*Exercise directions*. Transcribe all of the data exactly. Omit the pictures.

*Data excerpts*.
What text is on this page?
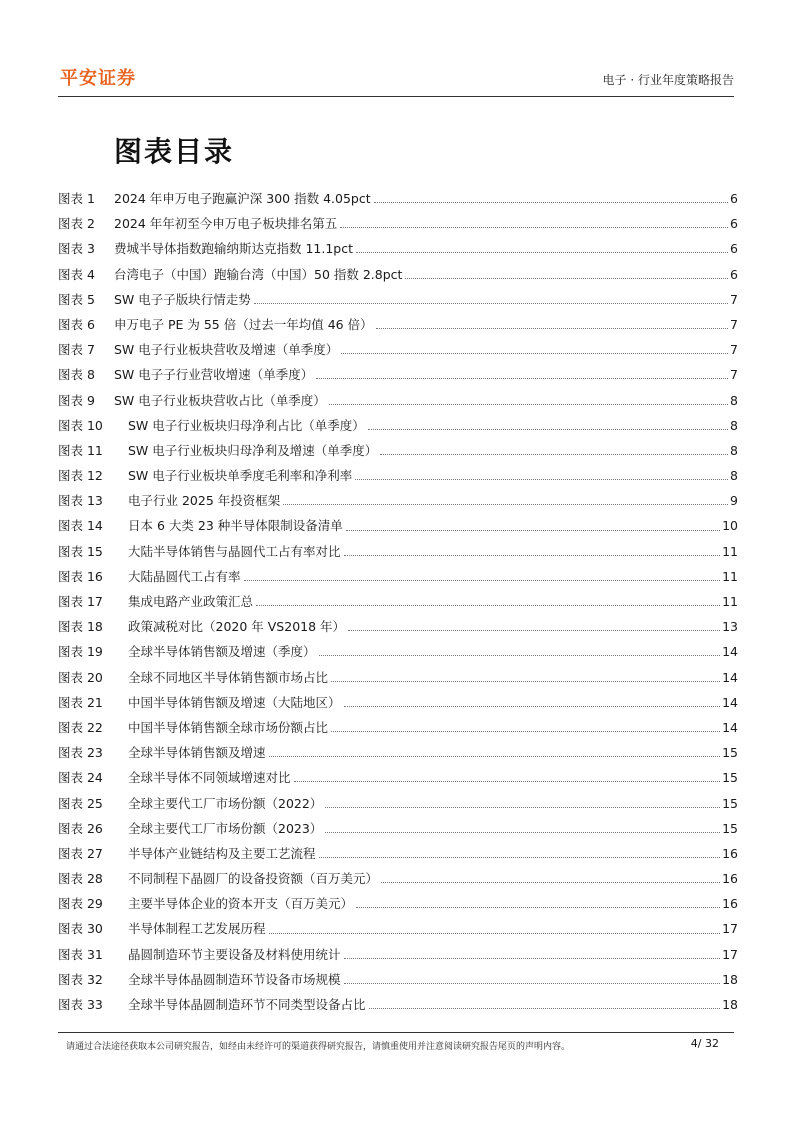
平安证券	电子 · 行业年度策略报告
图表目录
图表 1	2024 年申万电子跑赢沪深 300 指数 4.05pct	6
图表 2	2024 年年初至今申万电子板块排名第五	6
图表 3	费城半导体指数跑输纳斯达克指数 11.1pct	6
图表 4	台湾电子（中国）跑输台湾（中国）50 指数 2.8pct	6
图表 5	SW 电子子版块行情走势	7
图表 6	申万电子 PE 为 55 倍（过去一年均值 46 倍）	7
图表 7	SW 电子行业板块营收及增速（单季度）	7
图表 8	SW 电子子行业营收增速（单季度）	7
图表 9	SW 电子行业板块营收占比（单季度）	8
图表 10	SW 电子行业板块归母净利占比（单季度）	8
图表 11	SW 电子行业板块归母净利及增速（单季度）	8
图表 12	SW 电子行业板块单季度毛利率和净利率	8
图表 13	电子行业 2025 年投资框架	9
图表 14	日本 6 大类 23 种半导体限制设备清单	10
图表 15	大陆半导体销售与晶圆代工占有率对比	11
图表 16	大陆晶圆代工占有率	11
图表 17	集成电路产业政策汇总	11
图表 18	政策减税对比（2020 年 VS2018 年）	13
图表 19	全球半导体销售额及增速（季度）	14
图表 20	全球不同地区半导体销售额市场占比	14
图表 21	中国半导体销售额及增速（大陆地区）	14
图表 22	中国半导体销售额全球市场份额占比	14
图表 23	全球半导体销售额及增速	15
图表 24	全球半导体不同领域增速对比	15
图表 25	全球主要代工厂市场份额（2022）	15
图表 26	全球主要代工厂市场份额（2023）	15
图表 27	半导体产业链结构及主要工艺流程	16
图表 28	不同制程下晶圆厂的设备投资额（百万美元）	16
图表 29	主要半导体企业的资本开支（百万美元）	16
图表 30	半导体制程工艺发展历程	17
图表 31	晶圆制造环节主要设备及材料使用统计	17
图表 32	全球半导体晶圆制造环节设备市场规模	18
图表 33	全球半导体晶圆制造环节不同类型设备占比	18
请通过合法途径获取本公司研究报告，如经由未经许可的渠道获得研究报告，请慎重使用并注意阅读研究报告尾页的声明内容。	4/ 32
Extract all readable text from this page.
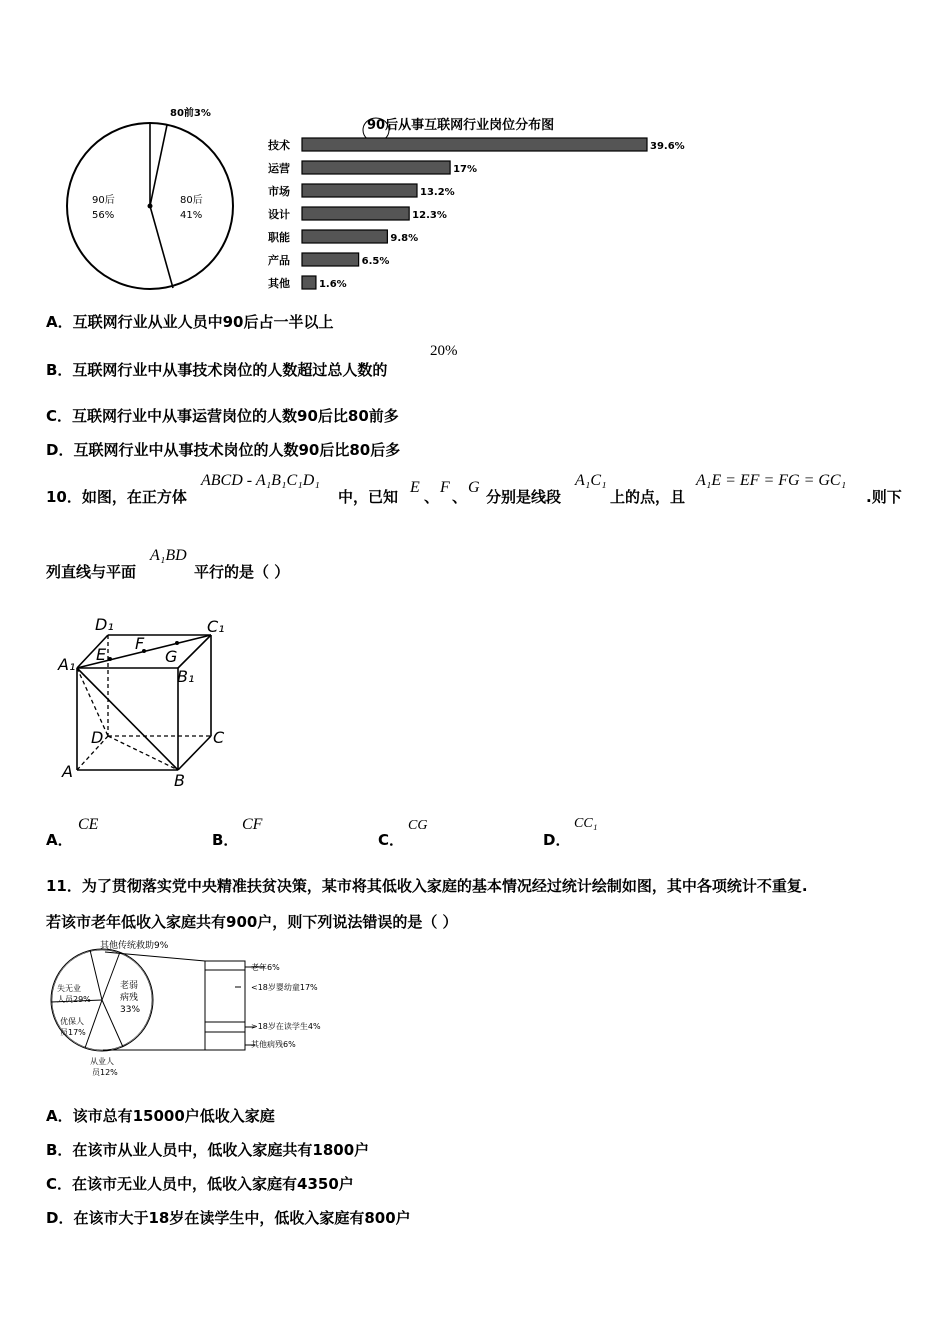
80前3%
90后
56%
80后
41%
90后从事互联网行业岗位分布图
技术	39.6%
运营	17%
市场	13.2%
设计	12.3%
职能	9.8%
产品	6.5%
其他	1.6%
A．互联网行业从业人员中90后占一半以上
B．互联网行业中从事技术岗位的人数超过总人数的
20%
C．互联网行业中从事运营岗位的人数90后比80前多
D．互联网行业中从事技术岗位的人数90后比80后多
10．如图，在正方体
ABCD - A₁B₁C₁D₁
中，已知
E
、
F
、
G
分别是线段
A₁C₁
上的点，且
A₁E = EF = FG = GC₁
.则下
列直线与平面
A₁BD
平行的是（ ）
D₁	C₁
A₁
E
F
G
B₁
D	C
A	B
A．
CE
B．
CF
C．
CG
D．
CC₁
11．为了贯彻落实党中央精准扶贫决策，某市将其低收入家庭的基本情况经过统计绘制如图，其中各项统计不重复.
若该市老年低收入家庭共有900户，则下列说法错误的是（ ）
其他传统救助9%
失无业
人员29%
优保人
员17%
从业人
员12%
老弱
病残
33%
老年6%
<18岁婴幼童17%
>18岁在读学生4%
其他病残6%
A．该市总有15000户低收入家庭
B．在该市从业人员中，低收入家庭共有1800户
C．在该市无业人员中，低收入家庭有4350户
D．在该市大于18岁在读学生中，低收入家庭有800户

*Response to the task*.
What text is on this page?
平安证券	电子 · 行业年度策略报告
图表目录
图表 1	2024 年申万电子跑赢沪深 300 指数 4.05pct	6
图表 2	2024 年年初至今申万电子板块排名第五	6
图表 3	费城半导体指数跑输纳斯达克指数 11.1pct	6
图表 4	台湾电子（中国）跑输台湾（中国）50 指数 2.8pct	6
图表 5	SW 电子子版块行情走势	7
图表 6	申万电子 PE 为 55 倍（过去一年均值 46 倍）	7
图表 7	SW 电子行业板块营收及增速（单季度）	7
图表 8	SW 电子子行业营收增速（单季度）	7
图表 9	SW 电子行业板块营收占比（单季度）	8
图表 10	SW 电子行业板块归母净利占比（单季度）	8
图表 11	SW 电子行业板块归母净利及增速（单季度）	8
图表 12	SW 电子行业板块单季度毛利率和净利率	8
图表 13	电子行业 2025 年投资框架	9
图表 14	日本 6 大类 23 种半导体限制设备清单	10
图表 15	大陆半导体销售与晶圆代工占有率对比	11
图表 16	大陆晶圆代工占有率	11
图表 17	集成电路产业政策汇总	11
图表 18	政策减税对比（2020 年 VS2018 年）	13
图表 19	全球半导体销售额及增速（季度）	14
图表 20	全球不同地区半导体销售额市场占比	14
图表 21	中国半导体销售额及增速（大陆地区）	14
图表 22	中国半导体销售额全球市场份额占比	14
图表 23	全球半导体销售额及增速	15
图表 24	全球半导体不同领域增速对比	15
图表 25	全球主要代工厂市场份额（2022）	15
图表 26	全球主要代工厂市场份额（2023）	15
图表 27	半导体产业链结构及主要工艺流程	16
图表 28	不同制程下晶圆厂的设备投资额（百万美元）	16
图表 29	主要半导体企业的资本开支（百万美元）	16
图表 30	半导体制程工艺发展历程	17
图表 31	晶圆制造环节主要设备及材料使用统计	17
图表 32	全球半导体晶圆制造环节设备市场规模	18
图表 33	全球半导体晶圆制造环节不同类型设备占比	18
请通过合法途径获取本公司研究报告，如经由未经许可的渠道获得研究报告，请慎重使用并注意阅读研究报告尾页的声明内容。	4/ 32
Extract all readable text from this page.
80前3%
90后
56%
80后
41%
90后从事互联网行业岗位分布图
技术	39.6%
运营	17%
市场	13.2%
设计	12.3%
职能	9.8%
产品	6.5%
其他	1.6%
A．互联网行业从业人员中90后占一半以上
B．互联网行业中从事技术岗位的人数超过总人数的
20%
C．互联网行业中从事运营岗位的人数90后比80前多
D．互联网行业中从事技术岗位的人数90后比80后多
10．如图，在正方体
ABCD - A₁B₁C₁D₁
中，已知
E
、
F
、
G
分别是线段
A₁C₁
上的点，且
A₁E = EF = FG = GC₁
.则下
列直线与平面
A₁BD
平行的是（ ）
D₁	C₁
A₁
E
F
G
B₁
D	C
A	B
A．
CE
B．
CF
C．
CG
D．
CC₁
11．为了贯彻落实党中央精准扶贫决策，某市将其低收入家庭的基本情况经过统计绘制如图，其中各项统计不重复.
若该市老年低收入家庭共有900户，则下列说法错误的是（ ）
其他传统救助9%
失无业
人员29%
优保人
员17%
从业人
员12%
老弱
病残
33%
老年6%
<18岁婴幼童17%
>18岁在读学生4%
其他病残6%
A．该市总有15000户低收入家庭
B．在该市从业人员中，低收入家庭共有1800户
C．在该市无业人员中，低收入家庭有4350户
D．在该市大于18岁在读学生中，低收入家庭有800户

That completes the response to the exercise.